- **EXERCISE**
Write out all lines holding the word "name".

(Rows from a dataset)
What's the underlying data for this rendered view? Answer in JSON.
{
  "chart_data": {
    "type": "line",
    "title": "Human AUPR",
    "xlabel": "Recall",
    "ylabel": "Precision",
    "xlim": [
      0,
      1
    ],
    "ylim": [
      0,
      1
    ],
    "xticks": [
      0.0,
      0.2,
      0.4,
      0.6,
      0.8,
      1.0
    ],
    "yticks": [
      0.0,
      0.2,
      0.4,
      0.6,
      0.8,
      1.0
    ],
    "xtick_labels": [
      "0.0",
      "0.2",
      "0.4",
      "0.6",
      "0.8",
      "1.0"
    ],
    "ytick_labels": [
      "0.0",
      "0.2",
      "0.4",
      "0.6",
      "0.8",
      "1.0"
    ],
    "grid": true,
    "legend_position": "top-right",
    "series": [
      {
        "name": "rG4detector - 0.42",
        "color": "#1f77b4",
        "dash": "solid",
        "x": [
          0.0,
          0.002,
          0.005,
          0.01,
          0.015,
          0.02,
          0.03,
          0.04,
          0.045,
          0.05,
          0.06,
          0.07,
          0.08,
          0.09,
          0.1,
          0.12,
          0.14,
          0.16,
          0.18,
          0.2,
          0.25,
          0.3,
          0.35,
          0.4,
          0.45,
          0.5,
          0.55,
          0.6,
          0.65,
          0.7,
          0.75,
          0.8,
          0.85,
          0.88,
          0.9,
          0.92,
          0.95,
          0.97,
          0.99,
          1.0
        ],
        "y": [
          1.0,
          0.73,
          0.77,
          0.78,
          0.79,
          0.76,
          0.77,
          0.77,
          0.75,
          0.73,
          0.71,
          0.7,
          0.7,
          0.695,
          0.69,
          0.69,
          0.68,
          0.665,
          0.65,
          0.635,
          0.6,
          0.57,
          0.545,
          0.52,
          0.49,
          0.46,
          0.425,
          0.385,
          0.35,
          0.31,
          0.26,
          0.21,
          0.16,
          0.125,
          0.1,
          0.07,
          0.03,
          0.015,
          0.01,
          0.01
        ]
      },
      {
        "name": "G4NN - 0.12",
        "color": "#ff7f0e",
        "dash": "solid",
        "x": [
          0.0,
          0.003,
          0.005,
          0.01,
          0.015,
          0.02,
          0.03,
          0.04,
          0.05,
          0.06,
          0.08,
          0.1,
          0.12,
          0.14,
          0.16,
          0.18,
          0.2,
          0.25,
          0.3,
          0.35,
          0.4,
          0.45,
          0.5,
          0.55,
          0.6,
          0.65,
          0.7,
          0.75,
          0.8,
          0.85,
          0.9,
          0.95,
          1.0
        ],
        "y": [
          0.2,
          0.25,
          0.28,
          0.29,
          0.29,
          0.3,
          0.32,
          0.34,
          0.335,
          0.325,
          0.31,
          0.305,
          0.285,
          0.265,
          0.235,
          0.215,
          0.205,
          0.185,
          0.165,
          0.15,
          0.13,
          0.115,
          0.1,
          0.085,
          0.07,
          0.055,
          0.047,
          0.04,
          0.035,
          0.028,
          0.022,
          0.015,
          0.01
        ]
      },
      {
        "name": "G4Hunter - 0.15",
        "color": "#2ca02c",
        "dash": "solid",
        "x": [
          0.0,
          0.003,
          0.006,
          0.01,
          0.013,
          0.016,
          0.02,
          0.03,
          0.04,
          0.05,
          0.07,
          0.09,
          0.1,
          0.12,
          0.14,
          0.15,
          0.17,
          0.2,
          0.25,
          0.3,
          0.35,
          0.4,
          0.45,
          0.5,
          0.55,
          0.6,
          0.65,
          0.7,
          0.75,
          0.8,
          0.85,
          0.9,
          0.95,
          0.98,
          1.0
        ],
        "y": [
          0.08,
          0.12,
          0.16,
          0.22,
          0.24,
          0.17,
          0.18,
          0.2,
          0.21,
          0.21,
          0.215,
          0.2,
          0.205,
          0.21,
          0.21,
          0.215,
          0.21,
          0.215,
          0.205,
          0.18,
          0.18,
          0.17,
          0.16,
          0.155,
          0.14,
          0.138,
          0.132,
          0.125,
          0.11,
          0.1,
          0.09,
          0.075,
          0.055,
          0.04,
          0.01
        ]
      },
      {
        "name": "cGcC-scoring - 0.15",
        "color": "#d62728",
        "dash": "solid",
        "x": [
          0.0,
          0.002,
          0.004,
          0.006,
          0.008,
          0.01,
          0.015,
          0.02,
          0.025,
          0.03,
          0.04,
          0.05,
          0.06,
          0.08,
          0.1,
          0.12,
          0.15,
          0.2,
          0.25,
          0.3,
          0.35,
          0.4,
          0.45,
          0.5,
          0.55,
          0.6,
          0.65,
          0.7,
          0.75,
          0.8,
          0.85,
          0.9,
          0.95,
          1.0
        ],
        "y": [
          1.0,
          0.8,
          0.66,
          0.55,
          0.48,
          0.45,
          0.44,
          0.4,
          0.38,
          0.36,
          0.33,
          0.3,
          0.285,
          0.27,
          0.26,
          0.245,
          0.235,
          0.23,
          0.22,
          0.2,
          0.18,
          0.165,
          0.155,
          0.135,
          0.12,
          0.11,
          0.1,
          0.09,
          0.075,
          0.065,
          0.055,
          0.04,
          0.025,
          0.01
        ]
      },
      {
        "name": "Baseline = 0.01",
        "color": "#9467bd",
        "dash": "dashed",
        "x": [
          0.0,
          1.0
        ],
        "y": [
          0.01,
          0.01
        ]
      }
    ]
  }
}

- **REPLY**
        "name": "rG4detector - 0.42",
        "name": "G4NN - 0.12",
        "name": "G4Hunter - 0.15",
        "name": "cGcC-scoring - 0.15",
        "name": "Baseline = 0.01",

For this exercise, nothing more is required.